→ Prompt
Show every line in the entries below where the word "Syllables" appears.

— begin Data provided —

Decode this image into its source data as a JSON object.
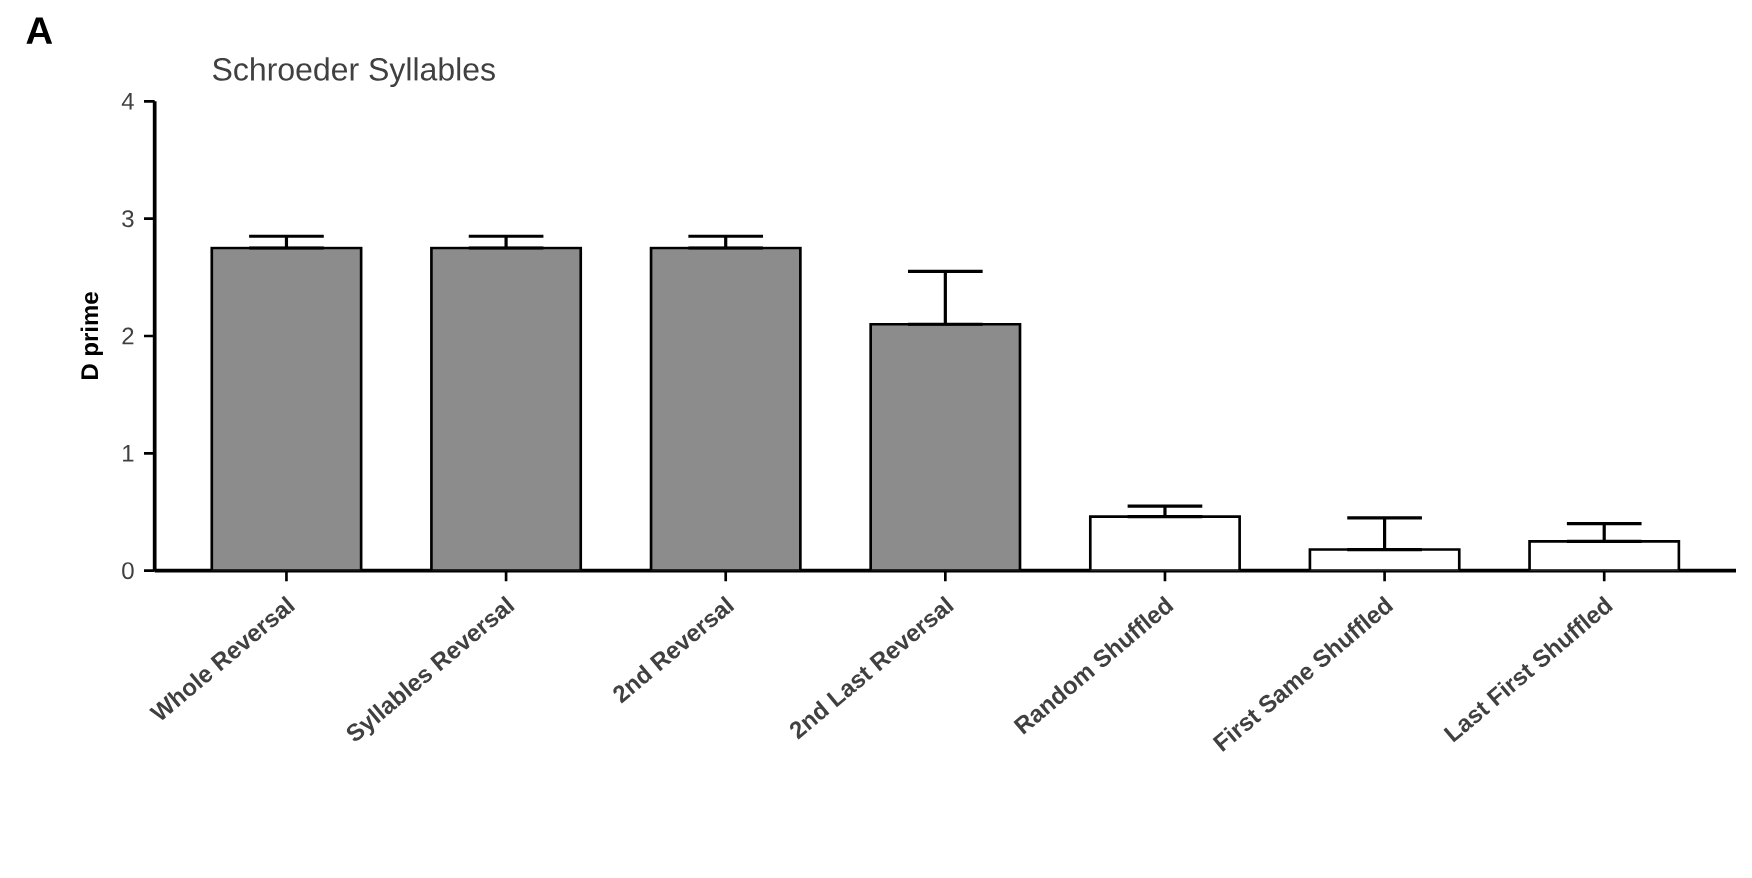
{
  "chart_data": {
    "type": "bar",
    "title": "Schroeder Syllables",
    "ylabel": "D prime",
    "annotations": [
      "A"
    ],
    "categories": [
      "Whole Reversal",
      "Syllables Reversal",
      "2nd Reversal",
      "2nd Last Reversal",
      "Random Shuffled",
      "First Same Shuffled",
      "Last First Shuffled"
    ],
    "values": [
      2.75,
      2.75,
      2.75,
      2.1,
      0.46,
      0.18,
      0.25
    ],
    "errors": [
      [
        2.75,
        2.85
      ],
      [
        2.75,
        2.85
      ],
      [
        2.75,
        2.85
      ],
      [
        2.1,
        2.55
      ],
      [
        0.46,
        0.55
      ],
      [
        0.18,
        0.45
      ],
      [
        0.25,
        0.4
      ]
    ],
    "colors": [
      "#8c8c8c",
      "#8c8c8c",
      "#8c8c8c",
      "#8c8c8c",
      "#ffffff",
      "#ffffff",
      "#ffffff"
    ],
    "ylim": [
      0,
      4
    ],
    "yticks": [
      0,
      1,
      2,
      3,
      4
    ],
    "grid": false
  }
}
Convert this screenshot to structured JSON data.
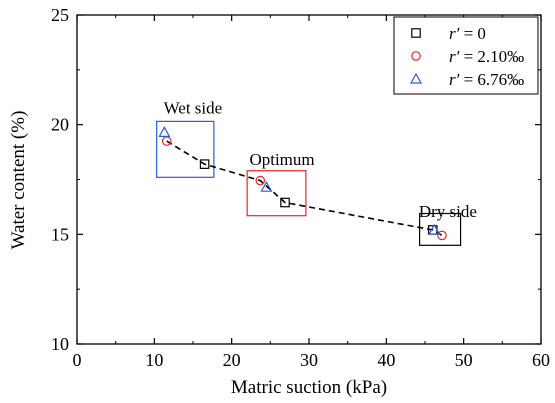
{
  "chart_data": {
    "type": "scatter",
    "xlabel": "Matric suction (kPa)",
    "ylabel": "Water content (%)",
    "xlim": [
      0,
      60
    ],
    "ylim": [
      10,
      25
    ],
    "xticks": [
      0,
      10,
      20,
      30,
      40,
      50,
      60
    ],
    "yticks": [
      10,
      15,
      20,
      25
    ],
    "xtick_labels": [
      "0",
      "10",
      "20",
      "30",
      "40",
      "50",
      "60"
    ],
    "ytick_labels": [
      "10",
      "15",
      "20",
      "25"
    ],
    "grid": false,
    "legend_position": "top-right",
    "series": [
      {
        "name": "r′ = 0",
        "name_italic": "r′",
        "name_rest": " = 0",
        "marker": "square",
        "color": "#000000",
        "x": [
          16.5,
          26.9,
          46.0
        ],
        "y": [
          18.2,
          16.45,
          15.2
        ]
      },
      {
        "name": "r′ = 2.10‰",
        "name_italic": "r′",
        "name_rest": " = 2.10‰",
        "marker": "circle",
        "color": "#e8262b",
        "x": [
          11.6,
          23.7,
          47.2
        ],
        "y": [
          19.25,
          17.45,
          14.95
        ]
      },
      {
        "name": "r′ = 6.76‰",
        "name_italic": "r′",
        "name_rest": " = 6.76‰",
        "marker": "triangle",
        "color": "#2e5bdc",
        "x": [
          11.3,
          24.5,
          46.2
        ],
        "y": [
          19.65,
          17.15,
          15.2
        ]
      }
    ],
    "trend_line": {
      "style": "dashed",
      "color": "#000000",
      "x": [
        11.6,
        16.5,
        23.7,
        26.9,
        46.0,
        47.2
      ],
      "y": [
        19.25,
        18.2,
        17.45,
        16.45,
        15.2,
        14.95
      ]
    },
    "annotations": [
      {
        "text": "Wet side",
        "x": 11.2,
        "y": 20.5,
        "box": {
          "x0": 10.3,
          "x1": 17.7,
          "y0": 17.6,
          "y1": 20.15
        },
        "color": "#2e5bdc"
      },
      {
        "text": "Optimum",
        "x": 22.3,
        "y": 18.15,
        "box": {
          "x0": 22.0,
          "x1": 29.6,
          "y0": 15.85,
          "y1": 17.9
        },
        "color": "#e8262b"
      },
      {
        "text": "Dry side",
        "x": 44.2,
        "y": 15.8,
        "box": {
          "x0": 44.3,
          "x1": 49.6,
          "y0": 14.5,
          "y1": 15.95
        },
        "color": "#000000"
      }
    ]
  }
}
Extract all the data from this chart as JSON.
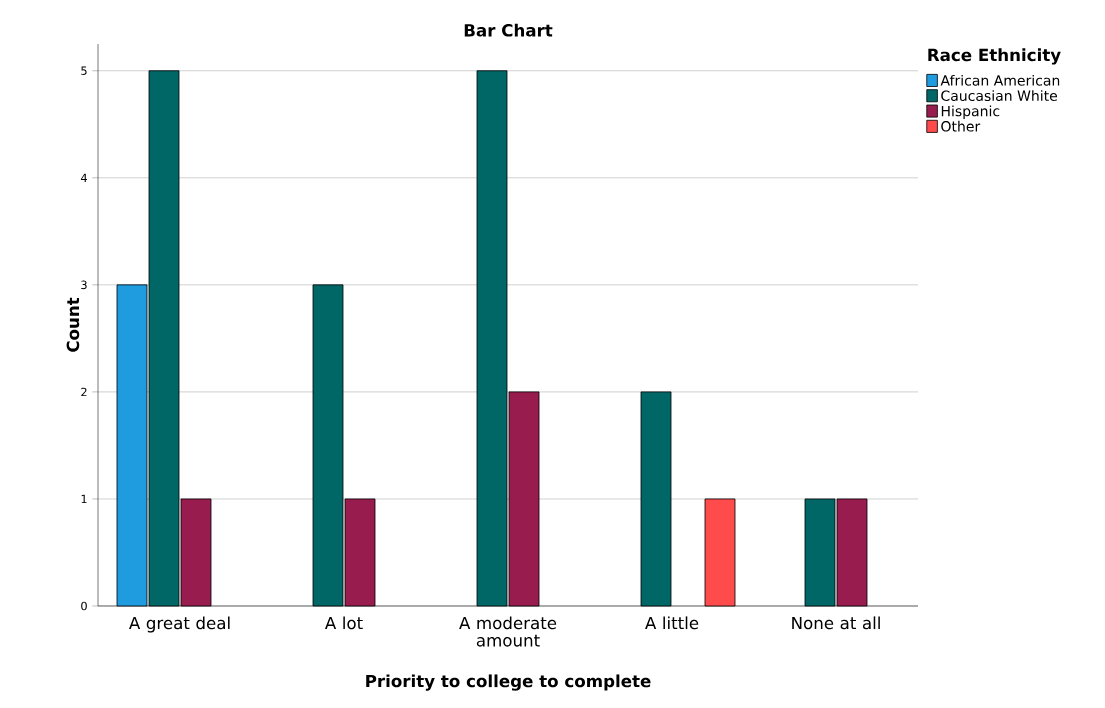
{
  "chart_data": {
    "type": "bar",
    "title": "Bar Chart",
    "xlabel": "Priority to college to complete",
    "ylabel": "Count",
    "legend_title": "Race Ethnicity",
    "categories": [
      "A great deal",
      "A lot",
      "A moderate amount",
      "A little",
      "None at all"
    ],
    "series": [
      {
        "name": "African American",
        "color": "#1f9be0",
        "values": [
          3,
          null,
          null,
          null,
          null
        ]
      },
      {
        "name": "Caucasian White",
        "color": "#006666",
        "values": [
          5,
          3,
          5,
          2,
          1
        ]
      },
      {
        "name": "Hispanic",
        "color": "#991c4e",
        "values": [
          1,
          1,
          2,
          null,
          1
        ]
      },
      {
        "name": "Other",
        "color": "#ff4b4b",
        "values": [
          null,
          null,
          null,
          1,
          null
        ]
      }
    ],
    "ylim": [
      0,
      5.25
    ],
    "yticks": [
      0,
      1,
      2,
      3,
      4,
      5
    ],
    "grid": "y",
    "legend": "top right"
  }
}
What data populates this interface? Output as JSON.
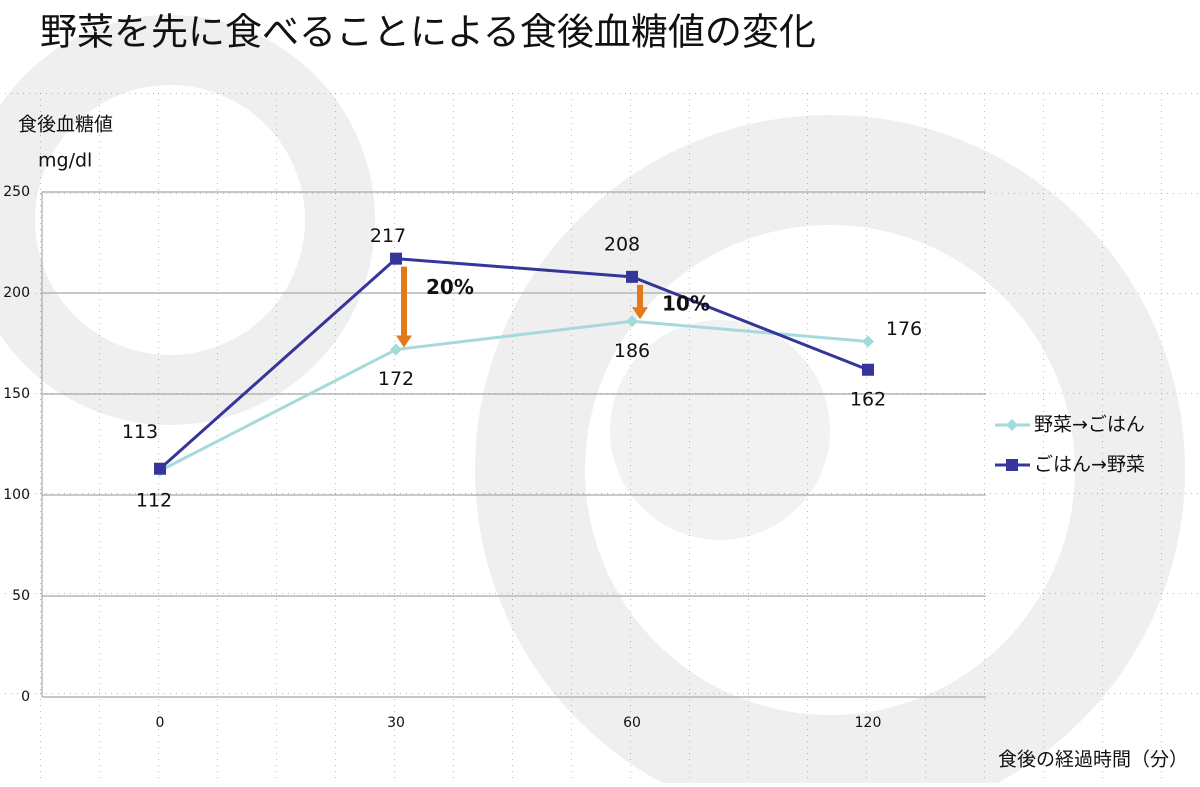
{
  "chart_data": {
    "type": "line",
    "title": "野菜を先に食べることによる食後血糖値の変化",
    "y_label": "食後血糖値",
    "y_unit": "mg/dl",
    "x_label": "食後の経過時間（分）",
    "categories": [
      "0",
      "30",
      "60",
      "120"
    ],
    "series": [
      {
        "name": "野菜→ごはん",
        "color": "#a6dada",
        "marker": "diamond",
        "values": [
          112,
          172,
          186,
          176
        ]
      },
      {
        "name": "ごはん→野菜",
        "color": "#35359a",
        "marker": "square",
        "values": [
          113,
          217,
          208,
          162
        ]
      }
    ],
    "ylim": [
      0,
      250
    ],
    "yticks": [
      0,
      50,
      100,
      150,
      200,
      250
    ],
    "grid": true,
    "annotations": [
      "20%",
      "10%"
    ],
    "annotation_color": "#e8302a",
    "arrow_color": "#e07a1a"
  }
}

— end Data provided —

→ Task answer
    "title": "Schroeder Syllables",
      "Syllables Reversal",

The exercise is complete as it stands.